Problem to solve
Which lines below hold the word "Table"? Copy all of them.

-------- Supplied data

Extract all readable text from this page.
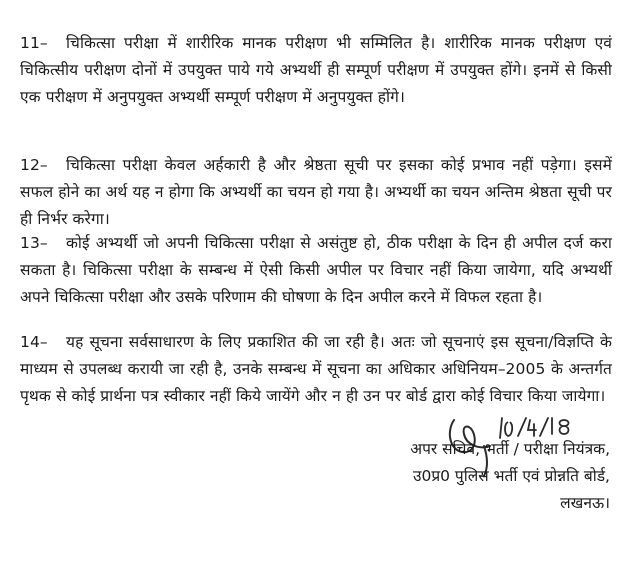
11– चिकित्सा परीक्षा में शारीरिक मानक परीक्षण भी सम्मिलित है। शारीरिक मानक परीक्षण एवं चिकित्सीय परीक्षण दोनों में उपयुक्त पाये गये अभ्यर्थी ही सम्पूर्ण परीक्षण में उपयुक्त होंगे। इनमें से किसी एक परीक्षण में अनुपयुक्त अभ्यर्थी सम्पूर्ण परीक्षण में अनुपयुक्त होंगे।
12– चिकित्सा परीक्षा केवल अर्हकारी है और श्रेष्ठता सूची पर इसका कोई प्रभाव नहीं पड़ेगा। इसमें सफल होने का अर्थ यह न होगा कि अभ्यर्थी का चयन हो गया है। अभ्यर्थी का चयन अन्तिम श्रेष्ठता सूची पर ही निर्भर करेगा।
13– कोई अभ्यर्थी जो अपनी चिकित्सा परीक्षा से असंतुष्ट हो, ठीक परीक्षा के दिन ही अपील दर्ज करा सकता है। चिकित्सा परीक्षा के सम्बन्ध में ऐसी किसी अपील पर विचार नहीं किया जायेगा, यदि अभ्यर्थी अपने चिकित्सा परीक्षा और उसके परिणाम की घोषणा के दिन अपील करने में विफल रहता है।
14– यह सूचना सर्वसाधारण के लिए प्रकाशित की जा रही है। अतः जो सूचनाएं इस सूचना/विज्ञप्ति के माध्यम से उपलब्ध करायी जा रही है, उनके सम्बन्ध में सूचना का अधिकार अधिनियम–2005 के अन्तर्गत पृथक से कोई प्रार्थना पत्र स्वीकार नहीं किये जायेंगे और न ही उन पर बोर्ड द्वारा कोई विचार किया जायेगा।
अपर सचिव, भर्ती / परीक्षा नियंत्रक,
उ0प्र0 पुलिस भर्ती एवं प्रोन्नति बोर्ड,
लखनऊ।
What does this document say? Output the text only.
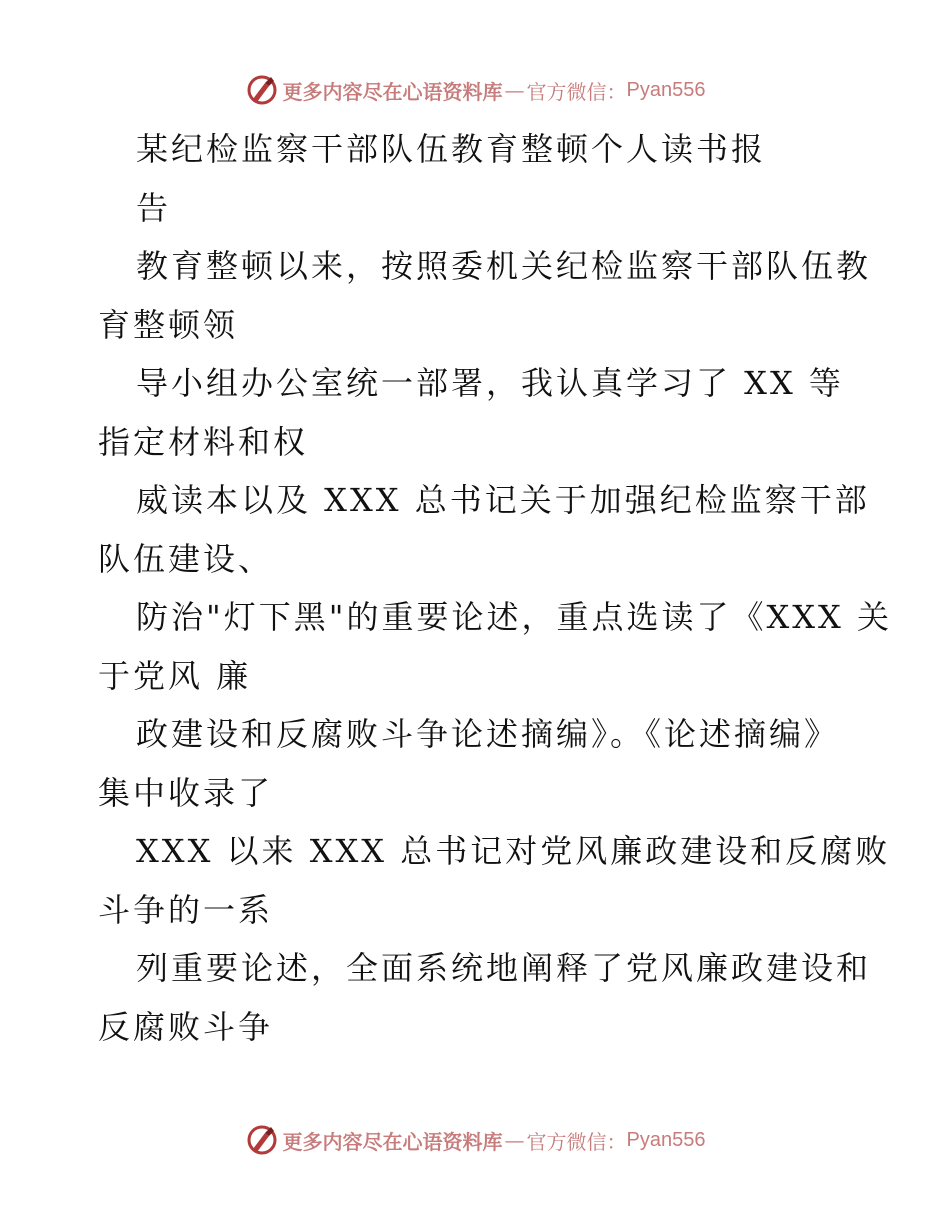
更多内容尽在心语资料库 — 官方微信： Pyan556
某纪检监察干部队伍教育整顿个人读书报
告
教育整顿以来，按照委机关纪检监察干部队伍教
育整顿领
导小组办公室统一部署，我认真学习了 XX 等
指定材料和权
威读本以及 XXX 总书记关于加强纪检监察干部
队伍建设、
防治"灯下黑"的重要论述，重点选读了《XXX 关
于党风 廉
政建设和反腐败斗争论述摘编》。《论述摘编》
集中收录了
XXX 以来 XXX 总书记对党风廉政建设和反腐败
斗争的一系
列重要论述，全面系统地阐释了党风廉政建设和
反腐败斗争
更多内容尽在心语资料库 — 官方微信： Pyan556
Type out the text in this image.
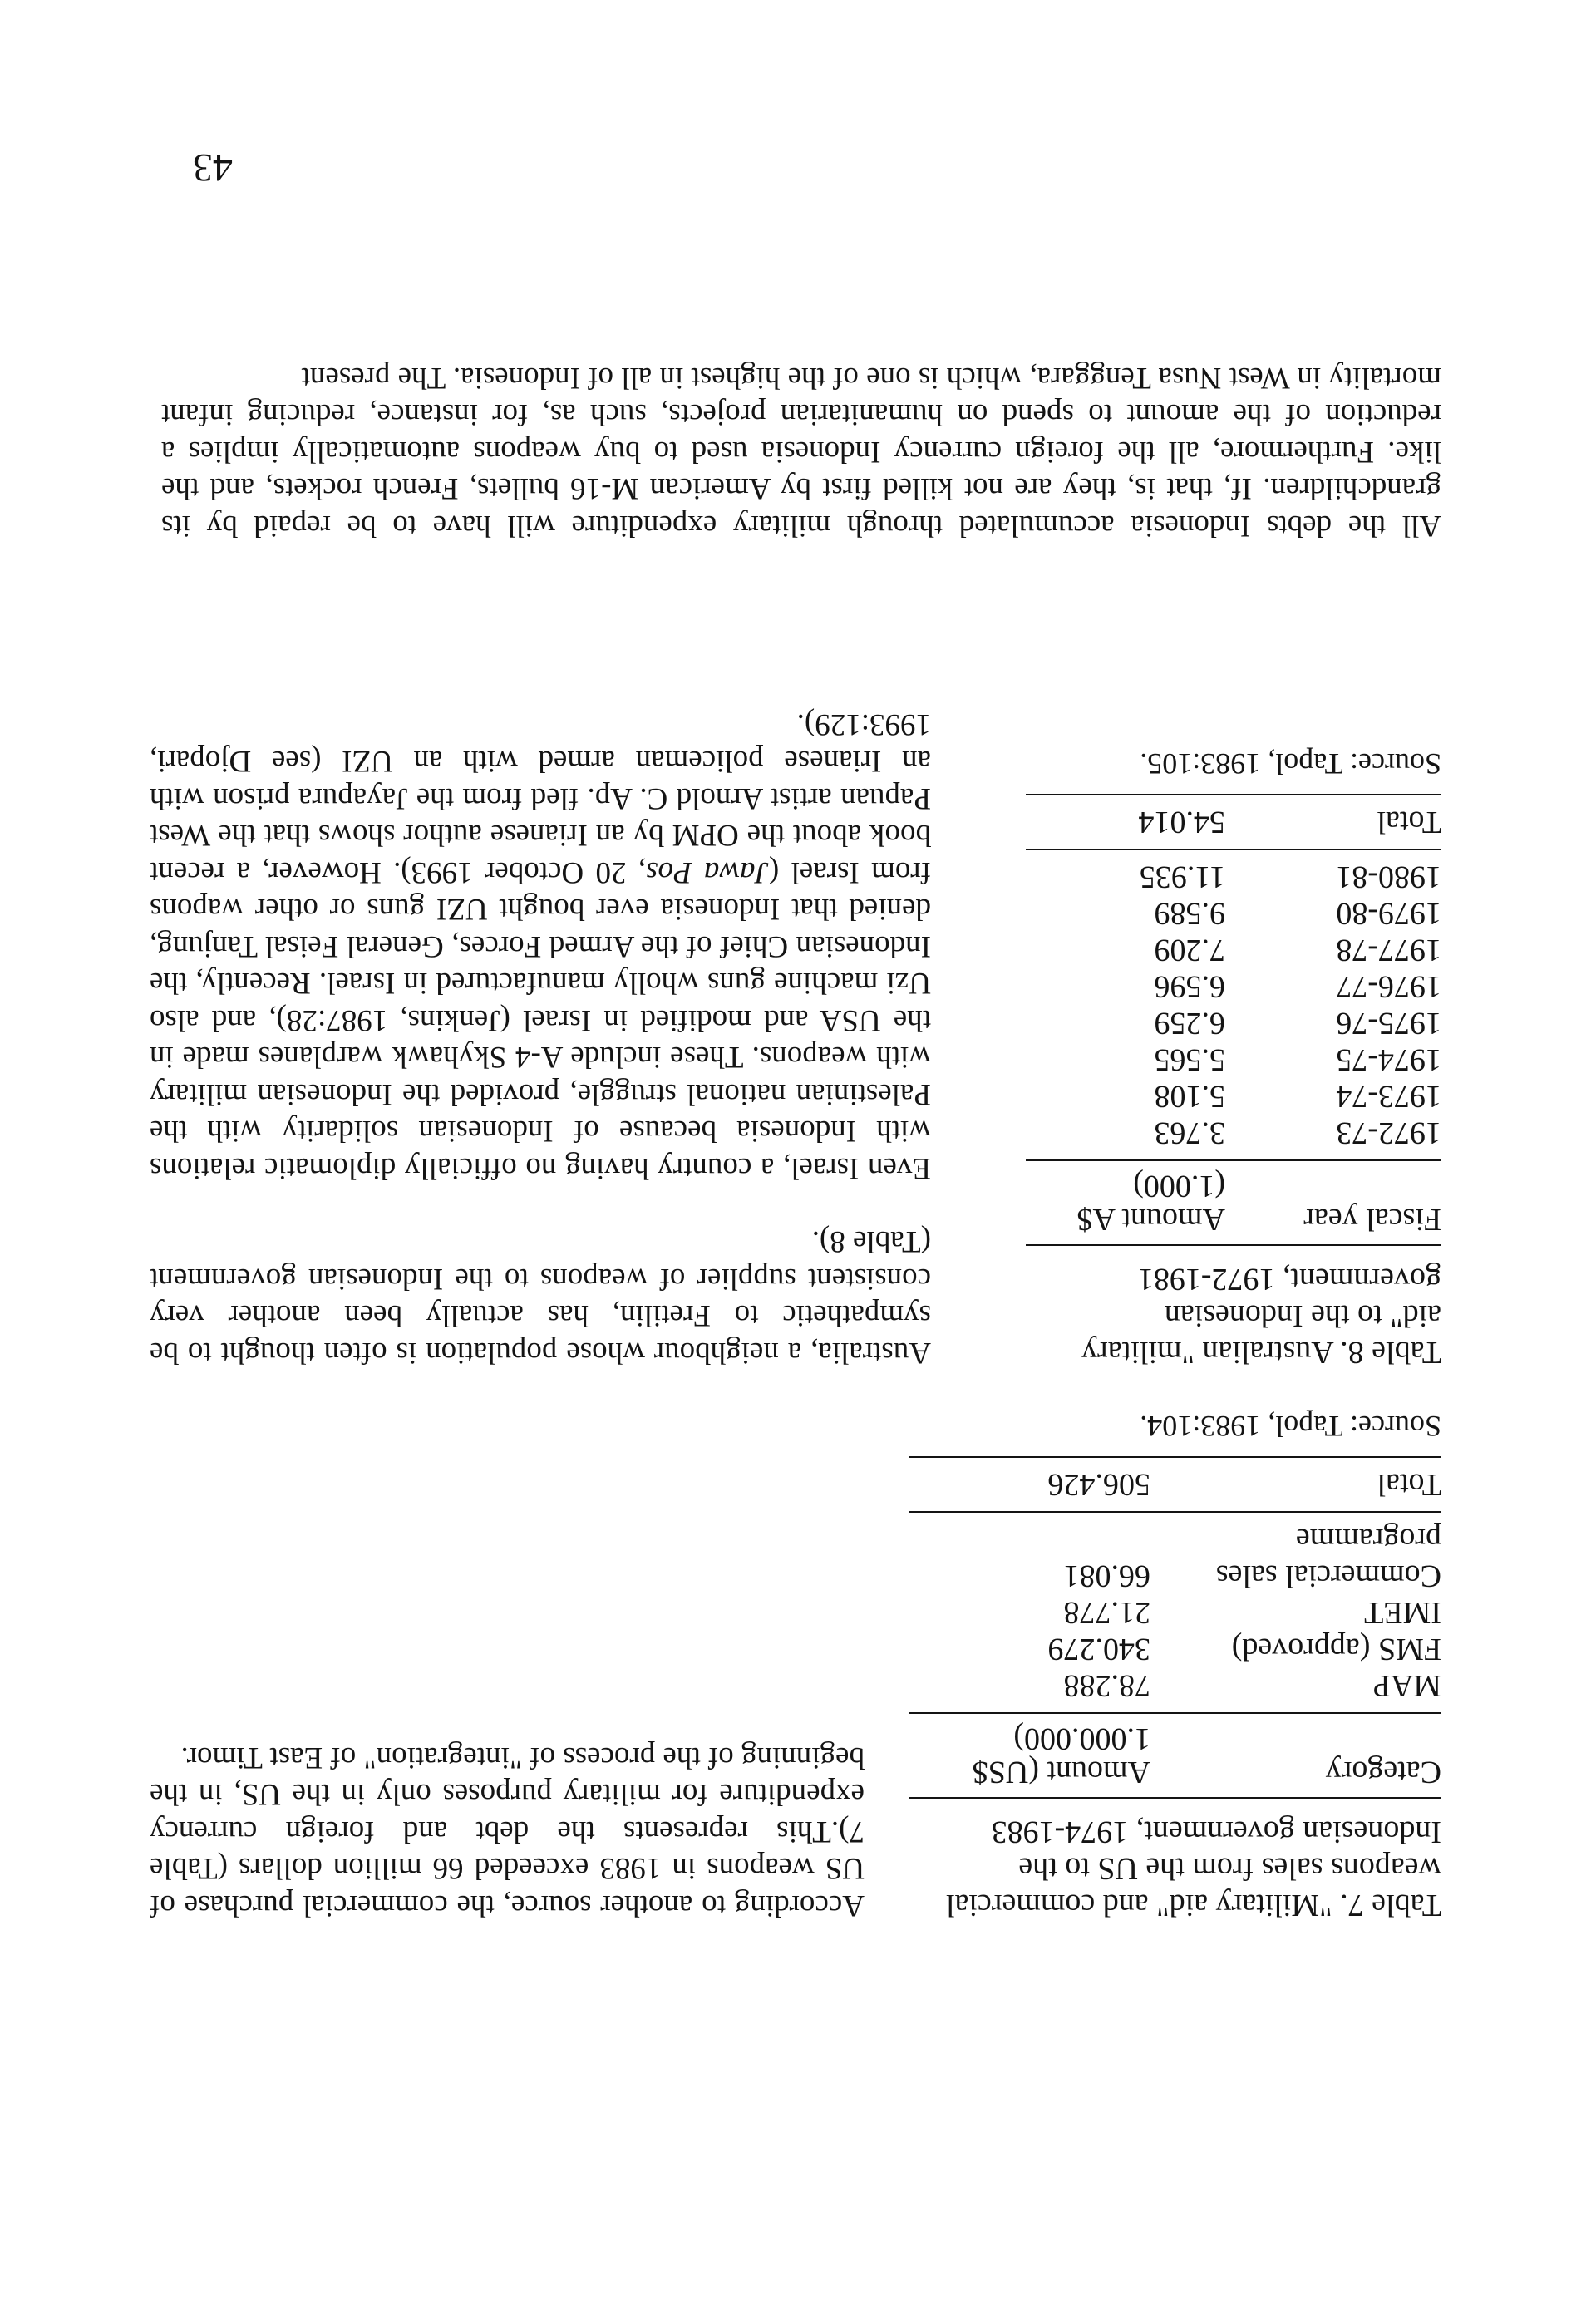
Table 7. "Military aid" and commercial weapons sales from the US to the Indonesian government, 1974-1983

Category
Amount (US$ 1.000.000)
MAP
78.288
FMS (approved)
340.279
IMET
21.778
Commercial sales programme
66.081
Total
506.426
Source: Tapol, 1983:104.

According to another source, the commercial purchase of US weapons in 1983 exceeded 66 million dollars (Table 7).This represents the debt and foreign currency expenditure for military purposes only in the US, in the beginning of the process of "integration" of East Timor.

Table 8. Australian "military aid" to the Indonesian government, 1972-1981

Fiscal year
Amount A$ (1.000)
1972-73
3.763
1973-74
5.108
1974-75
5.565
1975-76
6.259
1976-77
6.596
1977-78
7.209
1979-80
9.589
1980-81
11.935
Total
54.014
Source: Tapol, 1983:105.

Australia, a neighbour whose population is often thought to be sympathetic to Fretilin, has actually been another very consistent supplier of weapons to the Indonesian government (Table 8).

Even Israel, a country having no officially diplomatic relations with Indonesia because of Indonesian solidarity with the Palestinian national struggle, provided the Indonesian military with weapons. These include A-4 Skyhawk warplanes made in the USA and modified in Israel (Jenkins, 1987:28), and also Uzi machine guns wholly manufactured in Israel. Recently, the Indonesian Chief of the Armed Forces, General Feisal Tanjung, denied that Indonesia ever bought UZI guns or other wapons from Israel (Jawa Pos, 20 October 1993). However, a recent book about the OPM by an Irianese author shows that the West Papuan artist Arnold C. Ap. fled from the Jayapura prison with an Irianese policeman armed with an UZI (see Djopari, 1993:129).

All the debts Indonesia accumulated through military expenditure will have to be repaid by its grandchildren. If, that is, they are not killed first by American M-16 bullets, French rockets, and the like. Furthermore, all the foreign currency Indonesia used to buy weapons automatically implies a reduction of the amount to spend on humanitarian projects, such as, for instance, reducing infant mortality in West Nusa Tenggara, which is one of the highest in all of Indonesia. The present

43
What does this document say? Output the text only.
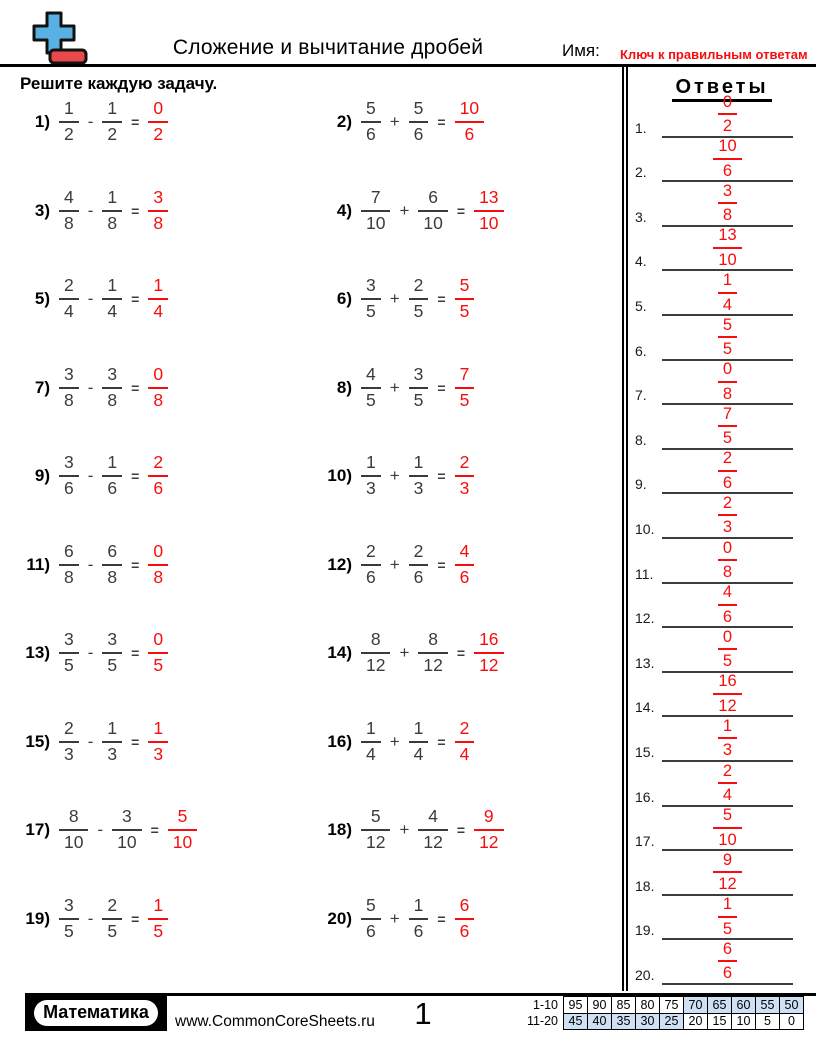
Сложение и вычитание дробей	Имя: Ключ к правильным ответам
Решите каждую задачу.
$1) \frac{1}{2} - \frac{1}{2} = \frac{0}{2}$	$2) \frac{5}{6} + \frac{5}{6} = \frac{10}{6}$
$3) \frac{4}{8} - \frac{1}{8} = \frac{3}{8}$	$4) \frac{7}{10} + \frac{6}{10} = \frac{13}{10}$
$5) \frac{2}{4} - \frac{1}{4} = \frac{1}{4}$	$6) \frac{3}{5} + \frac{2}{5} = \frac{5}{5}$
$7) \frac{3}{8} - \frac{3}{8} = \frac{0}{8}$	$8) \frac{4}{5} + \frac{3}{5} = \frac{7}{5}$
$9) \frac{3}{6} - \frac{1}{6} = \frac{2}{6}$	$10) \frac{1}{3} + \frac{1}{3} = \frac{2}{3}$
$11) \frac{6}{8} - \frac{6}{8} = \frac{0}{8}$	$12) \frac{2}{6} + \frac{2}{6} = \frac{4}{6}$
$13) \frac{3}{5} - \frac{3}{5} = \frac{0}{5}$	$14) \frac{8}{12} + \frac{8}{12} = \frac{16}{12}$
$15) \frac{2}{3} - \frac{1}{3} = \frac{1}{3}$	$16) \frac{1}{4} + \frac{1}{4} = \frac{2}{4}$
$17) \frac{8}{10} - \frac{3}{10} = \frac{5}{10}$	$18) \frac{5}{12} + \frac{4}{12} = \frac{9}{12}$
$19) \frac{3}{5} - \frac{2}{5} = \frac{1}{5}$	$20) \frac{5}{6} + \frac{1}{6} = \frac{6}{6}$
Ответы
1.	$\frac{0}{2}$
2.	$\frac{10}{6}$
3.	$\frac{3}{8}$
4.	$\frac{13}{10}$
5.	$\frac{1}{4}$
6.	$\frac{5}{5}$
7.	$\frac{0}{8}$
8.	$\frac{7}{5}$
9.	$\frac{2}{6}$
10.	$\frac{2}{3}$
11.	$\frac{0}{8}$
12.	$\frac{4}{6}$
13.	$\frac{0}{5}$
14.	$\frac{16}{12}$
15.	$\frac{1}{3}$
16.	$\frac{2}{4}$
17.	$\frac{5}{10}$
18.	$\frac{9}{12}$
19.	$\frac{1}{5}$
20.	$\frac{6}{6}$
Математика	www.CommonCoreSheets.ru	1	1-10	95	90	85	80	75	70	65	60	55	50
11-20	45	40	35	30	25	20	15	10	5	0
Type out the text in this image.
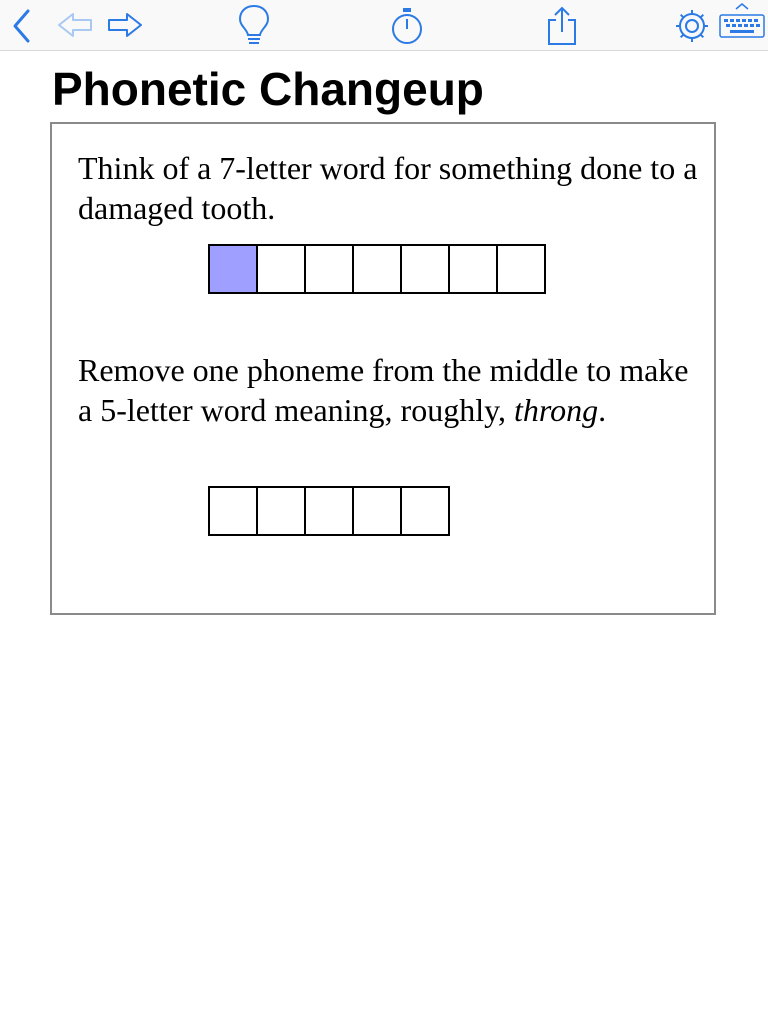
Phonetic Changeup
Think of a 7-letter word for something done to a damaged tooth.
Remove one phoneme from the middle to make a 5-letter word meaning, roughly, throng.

----------------

Response below
Table 7. "Military aid" and commercial weapons sales from the US to the Indonesian government, 1974-1983
According to another source, the commercial purchase of US weapons in 1983 exceeded 66 million dollars (Table 7).This represents the debt and foreign currency expenditure for military purposes only in the US, in the beginning of the process of "integration" of East Timor.
Table 8. Australian "military aid" to the Indonesian government, 1972-1981
Australia, a neighbour whose population is often thought to be sympathetic to Fretilin, has actually been another very consistent supplier of weapons to the Indonesian government (Table 8).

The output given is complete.